-- BEGIN DATA IN THIS EXERCISE --

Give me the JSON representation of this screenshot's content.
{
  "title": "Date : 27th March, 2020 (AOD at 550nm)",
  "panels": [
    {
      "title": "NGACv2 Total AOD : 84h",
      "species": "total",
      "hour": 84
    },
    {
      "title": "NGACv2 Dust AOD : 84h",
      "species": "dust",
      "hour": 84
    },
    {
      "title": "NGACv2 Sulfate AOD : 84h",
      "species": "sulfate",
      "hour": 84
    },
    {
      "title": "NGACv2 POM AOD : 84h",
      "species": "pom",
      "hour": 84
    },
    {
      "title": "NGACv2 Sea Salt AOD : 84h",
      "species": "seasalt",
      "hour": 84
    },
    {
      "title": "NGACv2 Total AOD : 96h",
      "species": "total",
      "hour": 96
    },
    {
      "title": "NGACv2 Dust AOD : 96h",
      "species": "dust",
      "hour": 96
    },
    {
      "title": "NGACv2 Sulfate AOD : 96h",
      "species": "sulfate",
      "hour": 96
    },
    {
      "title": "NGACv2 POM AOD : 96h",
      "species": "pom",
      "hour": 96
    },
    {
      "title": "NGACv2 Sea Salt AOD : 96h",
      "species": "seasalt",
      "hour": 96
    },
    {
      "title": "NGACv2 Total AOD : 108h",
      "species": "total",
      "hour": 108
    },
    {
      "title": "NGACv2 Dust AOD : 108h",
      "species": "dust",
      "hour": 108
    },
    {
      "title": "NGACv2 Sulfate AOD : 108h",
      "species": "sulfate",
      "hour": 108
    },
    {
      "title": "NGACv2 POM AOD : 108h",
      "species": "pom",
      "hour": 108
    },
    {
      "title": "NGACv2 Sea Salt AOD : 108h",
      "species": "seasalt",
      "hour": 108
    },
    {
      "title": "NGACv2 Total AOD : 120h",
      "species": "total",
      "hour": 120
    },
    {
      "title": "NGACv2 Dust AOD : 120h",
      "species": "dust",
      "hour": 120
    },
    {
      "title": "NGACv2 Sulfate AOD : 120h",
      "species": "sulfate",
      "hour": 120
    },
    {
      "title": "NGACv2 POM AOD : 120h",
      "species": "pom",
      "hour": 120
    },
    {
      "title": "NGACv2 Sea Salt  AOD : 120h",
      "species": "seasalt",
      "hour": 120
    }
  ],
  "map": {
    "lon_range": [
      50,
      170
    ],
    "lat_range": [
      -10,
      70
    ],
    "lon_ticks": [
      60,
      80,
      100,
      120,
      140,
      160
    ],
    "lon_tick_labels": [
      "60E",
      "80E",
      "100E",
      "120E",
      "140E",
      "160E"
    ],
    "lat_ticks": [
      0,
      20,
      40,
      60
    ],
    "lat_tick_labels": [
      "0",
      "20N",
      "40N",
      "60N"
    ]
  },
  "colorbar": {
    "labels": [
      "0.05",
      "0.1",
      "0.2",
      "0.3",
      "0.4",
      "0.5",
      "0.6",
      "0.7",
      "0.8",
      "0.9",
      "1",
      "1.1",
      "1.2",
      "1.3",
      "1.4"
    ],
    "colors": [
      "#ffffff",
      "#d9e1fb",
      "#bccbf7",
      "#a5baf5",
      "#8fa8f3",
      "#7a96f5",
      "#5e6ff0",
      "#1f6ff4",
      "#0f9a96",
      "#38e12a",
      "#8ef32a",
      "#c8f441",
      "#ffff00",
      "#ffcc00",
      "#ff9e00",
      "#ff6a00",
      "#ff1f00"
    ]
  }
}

-- END DATA IN THIS EXERCISE --

» **SHORT EXERCISE**
Reproduce the listing above verbatim, from first line to last.

» **EXERCISE OUTPUT**
Give me the JSON representation of this screenshot's content.
{
  "title": "Date : 27th March, 2020 (AOD at 550nm)",
  "panels": [
    {
      "title": "NGACv2 Total AOD : 84h",
      "species": "total",
      "hour": 84
    },
    {
      "title": "NGACv2 Dust AOD : 84h",
      "species": "dust",
      "hour": 84
    },
    {
      "title": "NGACv2 Sulfate AOD : 84h",
      "species": "sulfate",
      "hour": 84
    },
    {
      "title": "NGACv2 POM AOD : 84h",
      "species": "pom",
      "hour": 84
    },
    {
      "title": "NGACv2 Sea Salt AOD : 84h",
      "species": "seasalt",
      "hour": 84
    },
    {
      "title": "NGACv2 Total AOD : 96h",
      "species": "total",
      "hour": 96
    },
    {
      "title": "NGACv2 Dust AOD : 96h",
      "species": "dust",
      "hour": 96
    },
    {
      "title": "NGACv2 Sulfate AOD : 96h",
      "species": "sulfate",
      "hour": 96
    },
    {
      "title": "NGACv2 POM AOD : 96h",
      "species": "pom",
      "hour": 96
    },
    {
      "title": "NGACv2 Sea Salt AOD : 96h",
      "species": "seasalt",
      "hour": 96
    },
    {
      "title": "NGACv2 Total AOD : 108h",
      "species": "total",
      "hour": 108
    },
    {
      "title": "NGACv2 Dust AOD : 108h",
      "species": "dust",
      "hour": 108
    },
    {
      "title": "NGACv2 Sulfate AOD : 108h",
      "species": "sulfate",
      "hour": 108
    },
    {
      "title": "NGACv2 POM AOD : 108h",
      "species": "pom",
      "hour": 108
    },
    {
      "title": "NGACv2 Sea Salt AOD : 108h",
      "species": "seasalt",
      "hour": 108
    },
    {
      "title": "NGACv2 Total AOD : 120h",
      "species": "total",
      "hour": 120
    },
    {
      "title": "NGACv2 Dust AOD : 120h",
      "species": "dust",
      "hour": 120
    },
    {
      "title": "NGACv2 Sulfate AOD : 120h",
      "species": "sulfate",
      "hour": 120
    },
    {
      "title": "NGACv2 POM AOD : 120h",
      "species": "pom",
      "hour": 120
    },
    {
      "title": "NGACv2 Sea Salt  AOD : 120h",
      "species": "seasalt",
      "hour": 120
    }
  ],
  "map": {
    "lon_range": [
      50,
      170
    ],
    "lat_range": [
      -10,
      70
    ],
    "lon_ticks": [
      60,
      80,
      100,
      120,
      140,
      160
    ],
    "lon_tick_labels": [
      "60E",
      "80E",
      "100E",
      "120E",
      "140E",
      "160E"
    ],
    "lat_ticks": [
      0,
      20,
      40,
      60
    ],
    "lat_tick_labels": [
      "0",
      "20N",
      "40N",
      "60N"
    ]
  },
  "colorbar": {
    "labels": [
      "0.05",
      "0.1",
      "0.2",
      "0.3",
      "0.4",
      "0.5",
      "0.6",
      "0.7",
      "0.8",
      "0.9",
      "1",
      "1.1",
      "1.2",
      "1.3",
      "1.4"
    ],
    "colors": [
      "#ffffff",
      "#d9e1fb",
      "#bccbf7",
      "#a5baf5",
      "#8fa8f3",
      "#7a96f5",
      "#5e6ff0",
      "#1f6ff4",
      "#0f9a96",
      "#38e12a",
      "#8ef32a",
      "#c8f441",
      "#ffff00",
      "#ffcc00",
      "#ff9e00",
      "#ff6a00",
      "#ff1f00"
    ]
  }
}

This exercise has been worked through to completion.